» **REQUEST A**: Decide whether each statement below agrees with the passage about the California's fuel plan. For each, answer yes or no and quote the exact words of the passage that settle it. (i) All of the California's fuel tanks were in her wings. (ii) The Dutch were willing to supply regular gasoline in unlimited quantities. (iii) The lower air temperature while cruising would help keep the engines cooler.
» **REQUEST B**: Write the next part of the passage about the California's fuel plan, starting after its final sentence.

» **DOCUMENT EXTRACT**:

>> Begin

While ashore at Surabaya, Swede Rothe and the Pan Am flight mechanics that had been with the California since New Caledonia tried to work out the least-risky way to transition their aircraft to using regular fuel. Something that played into their favour was that the California’s fuel tanks were fully compartmentalised. She had fuel tanks spread throughout her wings (her “outboard” tanks), and more in the main fuselage (her “inboard”). They could also pump, and switch, between them at-will.

In the end, they decided to concentrate what little military-grade fuel they had left into the inboard tanks. They would use this for take-off and landing. The outboard tanks were filled with regular gasoline, which the Dutch were happy to supply in unlimited quantities. They would attempt to switch to this during flight at cruising altitude.

This plan limited the risks created by running on a never-tried fuel blend. While cruising, the engines were under less pressure to perform. They could be run at lower speeds. The lower air temperature would also help keep them cooler.

It was a good plan, but as Ford would later recall he did point out one key assumption within it: it presumed the California could run on regular fuel at all. They would now only find out if this was true when they were high above the ocean. If she couldn’t, then they may not have enough military-grade fuel onboard to safely turn back to Surabaya. The results might be fatal.

>> End

» **DATA EXCERPT**:
>> Begin

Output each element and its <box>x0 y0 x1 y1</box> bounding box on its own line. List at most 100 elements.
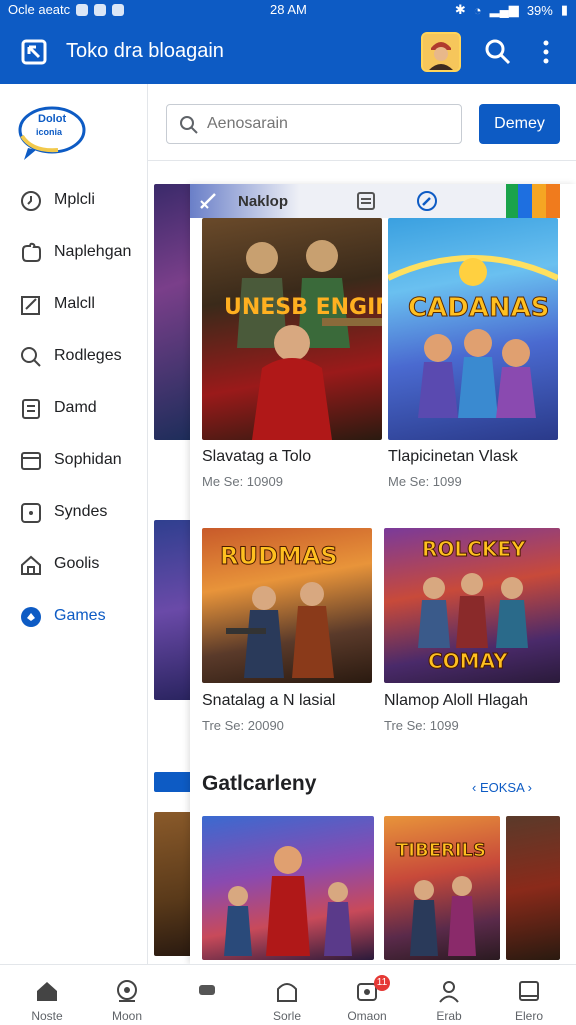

>> End

» **EXERCISE OUTPUT A**:
(i) No: "She had fuel tanks spread throughout her wings (her “outboard” tanks), and more in the main fuselage (her “inboard”)."
(ii) Yes: "which the Dutch were happy to supply in unlimited quantities"
(iii) Yes: "The lower air temperature would also help keep them cooler."

» **EXERCISE OUTPUT B**:
In the end, it was agreed that they had to try. The next day, loaded with fuel on which no Boeing 314 had flown run before, the California departed on the longest leg of her journey so far: The 2,500 mile flight over the ocean to Trincomalee.

Backfires

Ford later claimed that the flight between Surabaya and Trincomalee felt like one of the longest in his life.

Shortly after take-off, the crew switched the California’s four high-powered engines to draw fuel from her outboard tanks. Almost instantly, the consequences became clear.

Bang.

The California shook, as if in a violent storm. And Swede, sat at the engineer’s station, flinched.

Bang.

“Backfiring on number three!” Johnny Mack shouted.

Bang

Internal combustion engines rely on being able to combust. They use a series of small, controlled explosions in a regular pattern to drive pistons. The movement of these pistons translates into power. The better the fuel, the less of it you need in the combustion chambers at any given time to create the explosion. The better the explosion the less frequently you need your pistons to be moving to generate the level of power you need. This stops your engine overheating.

Bang.

For a high-performance engine, like the four super-charged Wright Aeronautical Cyclones on the Boeing 314, knowing the performance curve between fuel, power, and engine heat is vital. Push one of those variables too far out of balance and bad things happen.

Bang.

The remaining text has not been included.